-- Start Given records --

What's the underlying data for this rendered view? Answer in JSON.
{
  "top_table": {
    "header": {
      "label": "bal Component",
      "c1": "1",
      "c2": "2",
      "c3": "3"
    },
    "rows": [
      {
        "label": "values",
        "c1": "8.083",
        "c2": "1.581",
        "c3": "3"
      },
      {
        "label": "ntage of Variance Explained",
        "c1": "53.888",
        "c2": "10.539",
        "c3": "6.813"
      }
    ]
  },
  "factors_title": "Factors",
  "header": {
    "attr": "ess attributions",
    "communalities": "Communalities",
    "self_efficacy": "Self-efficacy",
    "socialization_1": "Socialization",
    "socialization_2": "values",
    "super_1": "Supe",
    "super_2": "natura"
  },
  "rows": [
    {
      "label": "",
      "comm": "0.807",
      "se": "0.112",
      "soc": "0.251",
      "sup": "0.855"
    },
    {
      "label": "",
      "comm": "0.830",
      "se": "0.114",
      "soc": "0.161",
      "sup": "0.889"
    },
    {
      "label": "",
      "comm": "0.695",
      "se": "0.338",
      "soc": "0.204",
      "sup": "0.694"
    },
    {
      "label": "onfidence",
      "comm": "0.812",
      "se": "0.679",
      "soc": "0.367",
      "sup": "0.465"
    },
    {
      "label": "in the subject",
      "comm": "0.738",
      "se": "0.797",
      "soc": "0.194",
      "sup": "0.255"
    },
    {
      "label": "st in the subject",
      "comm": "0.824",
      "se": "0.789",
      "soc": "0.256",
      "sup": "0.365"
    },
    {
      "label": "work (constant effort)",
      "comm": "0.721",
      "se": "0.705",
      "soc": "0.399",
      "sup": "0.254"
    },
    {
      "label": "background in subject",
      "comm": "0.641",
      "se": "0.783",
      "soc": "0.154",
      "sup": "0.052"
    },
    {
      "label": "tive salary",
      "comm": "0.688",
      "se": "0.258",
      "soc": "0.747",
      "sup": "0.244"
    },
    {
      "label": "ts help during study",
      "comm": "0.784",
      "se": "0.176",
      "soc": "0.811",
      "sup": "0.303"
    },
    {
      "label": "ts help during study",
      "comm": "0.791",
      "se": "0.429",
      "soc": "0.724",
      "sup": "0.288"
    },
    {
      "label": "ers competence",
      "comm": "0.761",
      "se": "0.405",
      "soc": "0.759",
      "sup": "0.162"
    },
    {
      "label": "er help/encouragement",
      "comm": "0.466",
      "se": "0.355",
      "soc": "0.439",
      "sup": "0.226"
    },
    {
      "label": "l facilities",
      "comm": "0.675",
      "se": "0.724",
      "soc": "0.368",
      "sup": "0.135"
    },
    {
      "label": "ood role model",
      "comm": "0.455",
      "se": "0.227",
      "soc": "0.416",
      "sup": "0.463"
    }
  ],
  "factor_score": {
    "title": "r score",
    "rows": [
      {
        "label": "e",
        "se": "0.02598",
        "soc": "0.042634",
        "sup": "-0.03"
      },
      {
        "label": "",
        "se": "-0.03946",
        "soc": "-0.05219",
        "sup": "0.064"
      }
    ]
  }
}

-- End Given records --

■ Work to be completed ■
Write the whole listing out again. Keep every line exactly as it is.

■ Full solution ■
What's the underlying data for this rendered view? Answer in JSON.
{
  "top_table": {
    "header": {
      "label": "bal Component",
      "c1": "1",
      "c2": "2",
      "c3": "3"
    },
    "rows": [
      {
        "label": "values",
        "c1": "8.083",
        "c2": "1.581",
        "c3": "3"
      },
      {
        "label": "ntage of Variance Explained",
        "c1": "53.888",
        "c2": "10.539",
        "c3": "6.813"
      }
    ]
  },
  "factors_title": "Factors",
  "header": {
    "attr": "ess attributions",
    "communalities": "Communalities",
    "self_efficacy": "Self-efficacy",
    "socialization_1": "Socialization",
    "socialization_2": "values",
    "super_1": "Supe",
    "super_2": "natura"
  },
  "rows": [
    {
      "label": "",
      "comm": "0.807",
      "se": "0.112",
      "soc": "0.251",
      "sup": "0.855"
    },
    {
      "label": "",
      "comm": "0.830",
      "se": "0.114",
      "soc": "0.161",
      "sup": "0.889"
    },
    {
      "label": "",
      "comm": "0.695",
      "se": "0.338",
      "soc": "0.204",
      "sup": "0.694"
    },
    {
      "label": "onfidence",
      "comm": "0.812",
      "se": "0.679",
      "soc": "0.367",
      "sup": "0.465"
    },
    {
      "label": "in the subject",
      "comm": "0.738",
      "se": "0.797",
      "soc": "0.194",
      "sup": "0.255"
    },
    {
      "label": "st in the subject",
      "comm": "0.824",
      "se": "0.789",
      "soc": "0.256",
      "sup": "0.365"
    },
    {
      "label": "work (constant effort)",
      "comm": "0.721",
      "se": "0.705",
      "soc": "0.399",
      "sup": "0.254"
    },
    {
      "label": "background in subject",
      "comm": "0.641",
      "se": "0.783",
      "soc": "0.154",
      "sup": "0.052"
    },
    {
      "label": "tive salary",
      "comm": "0.688",
      "se": "0.258",
      "soc": "0.747",
      "sup": "0.244"
    },
    {
      "label": "ts help during study",
      "comm": "0.784",
      "se": "0.176",
      "soc": "0.811",
      "sup": "0.303"
    },
    {
      "label": "ts help during study",
      "comm": "0.791",
      "se": "0.429",
      "soc": "0.724",
      "sup": "0.288"
    },
    {
      "label": "ers competence",
      "comm": "0.761",
      "se": "0.405",
      "soc": "0.759",
      "sup": "0.162"
    },
    {
      "label": "er help/encouragement",
      "comm": "0.466",
      "se": "0.355",
      "soc": "0.439",
      "sup": "0.226"
    },
    {
      "label": "l facilities",
      "comm": "0.675",
      "se": "0.724",
      "soc": "0.368",
      "sup": "0.135"
    },
    {
      "label": "ood role model",
      "comm": "0.455",
      "se": "0.227",
      "soc": "0.416",
      "sup": "0.463"
    }
  ],
  "factor_score": {
    "title": "r score",
    "rows": [
      {
        "label": "e",
        "se": "0.02598",
        "soc": "0.042634",
        "sup": "-0.03"
      },
      {
        "label": "",
        "se": "-0.03946",
        "soc": "-0.05219",
        "sup": "0.064"
      }
    ]
  }
}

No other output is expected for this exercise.